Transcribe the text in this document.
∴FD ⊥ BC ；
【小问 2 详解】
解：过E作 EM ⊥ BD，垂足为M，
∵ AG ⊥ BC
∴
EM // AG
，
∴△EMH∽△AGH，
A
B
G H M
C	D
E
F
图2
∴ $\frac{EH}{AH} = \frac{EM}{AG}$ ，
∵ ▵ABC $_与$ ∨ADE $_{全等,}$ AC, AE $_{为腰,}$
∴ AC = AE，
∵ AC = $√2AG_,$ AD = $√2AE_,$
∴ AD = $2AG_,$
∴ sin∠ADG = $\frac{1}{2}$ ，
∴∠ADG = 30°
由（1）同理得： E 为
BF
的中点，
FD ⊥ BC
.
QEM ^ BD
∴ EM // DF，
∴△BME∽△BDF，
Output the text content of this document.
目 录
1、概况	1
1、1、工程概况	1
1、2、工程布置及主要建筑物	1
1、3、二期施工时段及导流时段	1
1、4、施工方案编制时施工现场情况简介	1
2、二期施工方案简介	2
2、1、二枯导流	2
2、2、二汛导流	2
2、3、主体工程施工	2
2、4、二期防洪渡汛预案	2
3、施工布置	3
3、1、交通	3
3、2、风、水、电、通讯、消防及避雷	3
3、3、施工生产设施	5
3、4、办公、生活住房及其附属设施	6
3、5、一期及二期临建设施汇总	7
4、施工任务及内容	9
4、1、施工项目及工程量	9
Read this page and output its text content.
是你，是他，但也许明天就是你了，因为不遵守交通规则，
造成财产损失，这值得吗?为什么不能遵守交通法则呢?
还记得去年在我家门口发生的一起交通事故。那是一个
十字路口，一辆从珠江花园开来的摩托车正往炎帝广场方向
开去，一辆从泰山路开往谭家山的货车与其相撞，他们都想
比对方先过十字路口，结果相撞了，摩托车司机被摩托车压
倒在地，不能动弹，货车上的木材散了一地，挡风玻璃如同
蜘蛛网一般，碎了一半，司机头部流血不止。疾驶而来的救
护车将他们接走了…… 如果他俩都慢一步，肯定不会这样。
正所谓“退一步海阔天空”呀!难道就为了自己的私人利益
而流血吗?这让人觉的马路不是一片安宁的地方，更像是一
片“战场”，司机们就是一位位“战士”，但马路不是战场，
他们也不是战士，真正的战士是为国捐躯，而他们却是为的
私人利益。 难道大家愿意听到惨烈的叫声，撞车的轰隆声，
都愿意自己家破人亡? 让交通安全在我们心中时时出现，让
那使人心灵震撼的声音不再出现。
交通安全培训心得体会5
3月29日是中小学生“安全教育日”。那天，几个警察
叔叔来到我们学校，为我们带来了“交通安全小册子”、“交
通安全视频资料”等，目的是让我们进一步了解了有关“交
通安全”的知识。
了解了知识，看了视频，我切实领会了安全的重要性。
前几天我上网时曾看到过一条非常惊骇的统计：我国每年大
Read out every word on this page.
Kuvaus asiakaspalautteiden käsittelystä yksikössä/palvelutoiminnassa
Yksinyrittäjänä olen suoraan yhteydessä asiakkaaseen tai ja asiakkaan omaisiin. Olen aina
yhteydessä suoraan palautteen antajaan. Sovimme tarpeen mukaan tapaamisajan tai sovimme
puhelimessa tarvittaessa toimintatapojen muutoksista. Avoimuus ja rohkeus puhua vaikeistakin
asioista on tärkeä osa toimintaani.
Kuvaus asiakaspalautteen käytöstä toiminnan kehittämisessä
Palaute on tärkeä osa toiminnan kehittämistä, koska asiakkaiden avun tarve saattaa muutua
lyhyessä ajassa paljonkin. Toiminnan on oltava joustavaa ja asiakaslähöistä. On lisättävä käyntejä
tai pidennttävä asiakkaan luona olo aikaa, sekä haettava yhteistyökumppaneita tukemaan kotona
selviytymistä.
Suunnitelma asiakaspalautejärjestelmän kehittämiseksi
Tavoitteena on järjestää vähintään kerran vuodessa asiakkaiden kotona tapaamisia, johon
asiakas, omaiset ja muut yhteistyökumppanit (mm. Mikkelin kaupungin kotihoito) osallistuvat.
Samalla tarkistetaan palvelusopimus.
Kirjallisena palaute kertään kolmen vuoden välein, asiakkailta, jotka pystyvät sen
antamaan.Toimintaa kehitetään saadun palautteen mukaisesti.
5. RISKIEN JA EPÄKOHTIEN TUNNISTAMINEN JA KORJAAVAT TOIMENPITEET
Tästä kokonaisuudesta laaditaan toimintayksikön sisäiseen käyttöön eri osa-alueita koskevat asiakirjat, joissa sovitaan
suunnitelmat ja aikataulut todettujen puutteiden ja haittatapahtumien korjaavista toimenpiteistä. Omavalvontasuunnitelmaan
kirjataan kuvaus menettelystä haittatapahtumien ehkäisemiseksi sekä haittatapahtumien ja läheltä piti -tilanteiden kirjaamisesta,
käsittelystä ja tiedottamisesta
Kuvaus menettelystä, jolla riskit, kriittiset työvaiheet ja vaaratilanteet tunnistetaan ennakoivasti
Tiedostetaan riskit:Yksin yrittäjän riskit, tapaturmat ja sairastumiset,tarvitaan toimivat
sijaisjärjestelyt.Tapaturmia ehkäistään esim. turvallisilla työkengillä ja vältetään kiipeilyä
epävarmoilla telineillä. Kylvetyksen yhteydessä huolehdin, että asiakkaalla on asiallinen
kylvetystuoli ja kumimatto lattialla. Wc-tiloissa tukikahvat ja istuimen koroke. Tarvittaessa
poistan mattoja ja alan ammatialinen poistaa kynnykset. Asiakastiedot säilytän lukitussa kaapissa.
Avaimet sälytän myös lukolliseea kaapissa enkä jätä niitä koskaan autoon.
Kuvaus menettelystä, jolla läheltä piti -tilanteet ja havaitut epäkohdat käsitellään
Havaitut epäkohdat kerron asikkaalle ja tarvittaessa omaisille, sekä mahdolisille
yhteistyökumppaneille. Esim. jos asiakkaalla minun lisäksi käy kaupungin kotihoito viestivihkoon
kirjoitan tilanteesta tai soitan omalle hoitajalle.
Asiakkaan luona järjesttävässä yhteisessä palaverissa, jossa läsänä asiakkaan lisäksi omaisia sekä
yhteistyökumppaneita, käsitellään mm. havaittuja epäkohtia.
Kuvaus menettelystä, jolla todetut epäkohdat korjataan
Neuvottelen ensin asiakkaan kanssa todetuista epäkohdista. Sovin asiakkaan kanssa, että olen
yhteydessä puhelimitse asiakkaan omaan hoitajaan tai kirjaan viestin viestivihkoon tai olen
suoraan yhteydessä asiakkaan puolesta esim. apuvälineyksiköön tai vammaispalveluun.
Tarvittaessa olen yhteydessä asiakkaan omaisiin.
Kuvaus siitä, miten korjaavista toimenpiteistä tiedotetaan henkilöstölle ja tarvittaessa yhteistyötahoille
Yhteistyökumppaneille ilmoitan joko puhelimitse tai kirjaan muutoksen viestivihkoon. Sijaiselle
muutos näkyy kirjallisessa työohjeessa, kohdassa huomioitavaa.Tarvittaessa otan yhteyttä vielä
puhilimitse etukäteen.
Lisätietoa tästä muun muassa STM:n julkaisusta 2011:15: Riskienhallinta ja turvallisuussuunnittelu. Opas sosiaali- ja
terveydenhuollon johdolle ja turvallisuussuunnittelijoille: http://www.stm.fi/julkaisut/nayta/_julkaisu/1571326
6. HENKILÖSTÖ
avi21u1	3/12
• • •
Short exercise
All of the entries need to be reproduced exactly; please write them out.

Solution below
Transcribe the text in this document.
∴FD ⊥ BC ；
【小问 2 详解】
解：过E作 EM ⊥ BD，垂足为M，
∵ AG ⊥ BC
∴
EM // AG
，
∴△EMH∽△AGH，
A
B
G H M
C	D
E
F
图2
∴ $\frac{EH}{AH} = \frac{EM}{AG}$ ，
∵ ▵ABC $_与$ ∨ADE $_{全等,}$ AC, AE $_{为腰,}$
∴ AC = AE，
∵ AC = $√2AG_,$ AD = $√2AE_,$
∴ AD = $2AG_,$
∴ sin∠ADG = $\frac{1}{2}$ ，
∴∠ADG = 30°
由（1）同理得： E 为
BF
的中点，
FD ⊥ BC
.
QEM ^ BD
∴ EM // DF，
∴△BME∽△BDF，
Output the text content of this document.
目 录
1、概况	1
1、1、工程概况	1
1、2、工程布置及主要建筑物	1
1、3、二期施工时段及导流时段	1
1、4、施工方案编制时施工现场情况简介	1
2、二期施工方案简介	2
2、1、二枯导流	2
2、2、二汛导流	2
2、3、主体工程施工	2
2、4、二期防洪渡汛预案	2
3、施工布置	3
3、1、交通	3
3、2、风、水、电、通讯、消防及避雷	3
3、3、施工生产设施	5
3、4、办公、生活住房及其附属设施	6
3、5、一期及二期临建设施汇总	7
4、施工任务及内容	9
4、1、施工项目及工程量	9
Read this page and output its text content.
是你，是他，但也许明天就是你了，因为不遵守交通规则，
造成财产损失，这值得吗?为什么不能遵守交通法则呢?
还记得去年在我家门口发生的一起交通事故。那是一个
十字路口，一辆从珠江花园开来的摩托车正往炎帝广场方向
开去，一辆从泰山路开往谭家山的货车与其相撞，他们都想
比对方先过十字路口，结果相撞了，摩托车司机被摩托车压
倒在地，不能动弹，货车上的木材散了一地，挡风玻璃如同
蜘蛛网一般，碎了一半，司机头部流血不止。疾驶而来的救
护车将他们接走了…… 如果他俩都慢一步，肯定不会这样。
正所谓“退一步海阔天空”呀!难道就为了自己的私人利益
而流血吗?这让人觉的马路不是一片安宁的地方，更像是一
片“战场”，司机们就是一位位“战士”，但马路不是战场，
他们也不是战士，真正的战士是为国捐躯，而他们却是为的
私人利益。 难道大家愿意听到惨烈的叫声，撞车的轰隆声，
都愿意自己家破人亡? 让交通安全在我们心中时时出现，让
那使人心灵震撼的声音不再出现。
交通安全培训心得体会5
3月29日是中小学生“安全教育日”。那天，几个警察
叔叔来到我们学校，为我们带来了“交通安全小册子”、“交
通安全视频资料”等，目的是让我们进一步了解了有关“交
通安全”的知识。
了解了知识，看了视频，我切实领会了安全的重要性。
前几天我上网时曾看到过一条非常惊骇的统计：我国每年大
Read out every word on this page.
Kuvaus asiakaspalautteiden käsittelystä yksikössä/palvelutoiminnassa
Yksinyrittäjänä olen suoraan yhteydessä asiakkaaseen tai ja asiakkaan omaisiin. Olen aina
yhteydessä suoraan palautteen antajaan. Sovimme tarpeen mukaan tapaamisajan tai sovimme
puhelimessa tarvittaessa toimintatapojen muutoksista. Avoimuus ja rohkeus puhua vaikeistakin
asioista on tärkeä osa toimintaani.
Kuvaus asiakaspalautteen käytöstä toiminnan kehittämisessä
Palaute on tärkeä osa toiminnan kehittämistä, koska asiakkaiden avun tarve saattaa muutua
lyhyessä ajassa paljonkin. Toiminnan on oltava joustavaa ja asiakaslähöistä. On lisättävä käyntejä
tai pidennttävä asiakkaan luona olo aikaa, sekä haettava yhteistyökumppaneita tukemaan kotona
selviytymistä.
Suunnitelma asiakaspalautejärjestelmän kehittämiseksi
Tavoitteena on järjestää vähintään kerran vuodessa asiakkaiden kotona tapaamisia, johon
asiakas, omaiset ja muut yhteistyökumppanit (mm. Mikkelin kaupungin kotihoito) osallistuvat.
Samalla tarkistetaan palvelusopimus.
Kirjallisena palaute kertään kolmen vuoden välein, asiakkailta, jotka pystyvät sen
antamaan.Toimintaa kehitetään saadun palautteen mukaisesti.
5. RISKIEN JA EPÄKOHTIEN TUNNISTAMINEN JA KORJAAVAT TOIMENPITEET
Tästä kokonaisuudesta laaditaan toimintayksikön sisäiseen käyttöön eri osa-alueita koskevat asiakirjat, joissa sovitaan
suunnitelmat ja aikataulut todettujen puutteiden ja haittatapahtumien korjaavista toimenpiteistä. Omavalvontasuunnitelmaan
kirjataan kuvaus menettelystä haittatapahtumien ehkäisemiseksi sekä haittatapahtumien ja läheltä piti -tilanteiden kirjaamisesta,
käsittelystä ja tiedottamisesta
Kuvaus menettelystä, jolla riskit, kriittiset työvaiheet ja vaaratilanteet tunnistetaan ennakoivasti
Tiedostetaan riskit:Yksin yrittäjän riskit, tapaturmat ja sairastumiset,tarvitaan toimivat
sijaisjärjestelyt.Tapaturmia ehkäistään esim. turvallisilla työkengillä ja vältetään kiipeilyä
epävarmoilla telineillä. Kylvetyksen yhteydessä huolehdin, että asiakkaalla on asiallinen
kylvetystuoli ja kumimatto lattialla. Wc-tiloissa tukikahvat ja istuimen koroke. Tarvittaessa
poistan mattoja ja alan ammatialinen poistaa kynnykset. Asiakastiedot säilytän lukitussa kaapissa.
Avaimet sälytän myös lukolliseea kaapissa enkä jätä niitä koskaan autoon.
Kuvaus menettelystä, jolla läheltä piti -tilanteet ja havaitut epäkohdat käsitellään
Havaitut epäkohdat kerron asikkaalle ja tarvittaessa omaisille, sekä mahdolisille
yhteistyökumppaneille. Esim. jos asiakkaalla minun lisäksi käy kaupungin kotihoito viestivihkoon
kirjoitan tilanteesta tai soitan omalle hoitajalle.
Asiakkaan luona järjesttävässä yhteisessä palaverissa, jossa läsänä asiakkaan lisäksi omaisia sekä
yhteistyökumppaneita, käsitellään mm. havaittuja epäkohtia.
Kuvaus menettelystä, jolla todetut epäkohdat korjataan
Neuvottelen ensin asiakkaan kanssa todetuista epäkohdista. Sovin asiakkaan kanssa, että olen
yhteydessä puhelimitse asiakkaan omaan hoitajaan tai kirjaan viestin viestivihkoon tai olen
suoraan yhteydessä asiakkaan puolesta esim. apuvälineyksiköön tai vammaispalveluun.
Tarvittaessa olen yhteydessä asiakkaan omaisiin.
Kuvaus siitä, miten korjaavista toimenpiteistä tiedotetaan henkilöstölle ja tarvittaessa yhteistyötahoille
Yhteistyökumppaneille ilmoitan joko puhelimitse tai kirjaan muutoksen viestivihkoon. Sijaiselle
muutos näkyy kirjallisessa työohjeessa, kohdassa huomioitavaa.Tarvittaessa otan yhteyttä vielä
puhilimitse etukäteen.
Lisätietoa tästä muun muassa STM:n julkaisusta 2011:15: Riskienhallinta ja turvallisuussuunnittelu. Opas sosiaali- ja
terveydenhuollon johdolle ja turvallisuussuunnittelijoille: http://www.stm.fi/julkaisut/nayta/_julkaisu/1571326
6. HENKILÖSTÖ
avi21u1	3/12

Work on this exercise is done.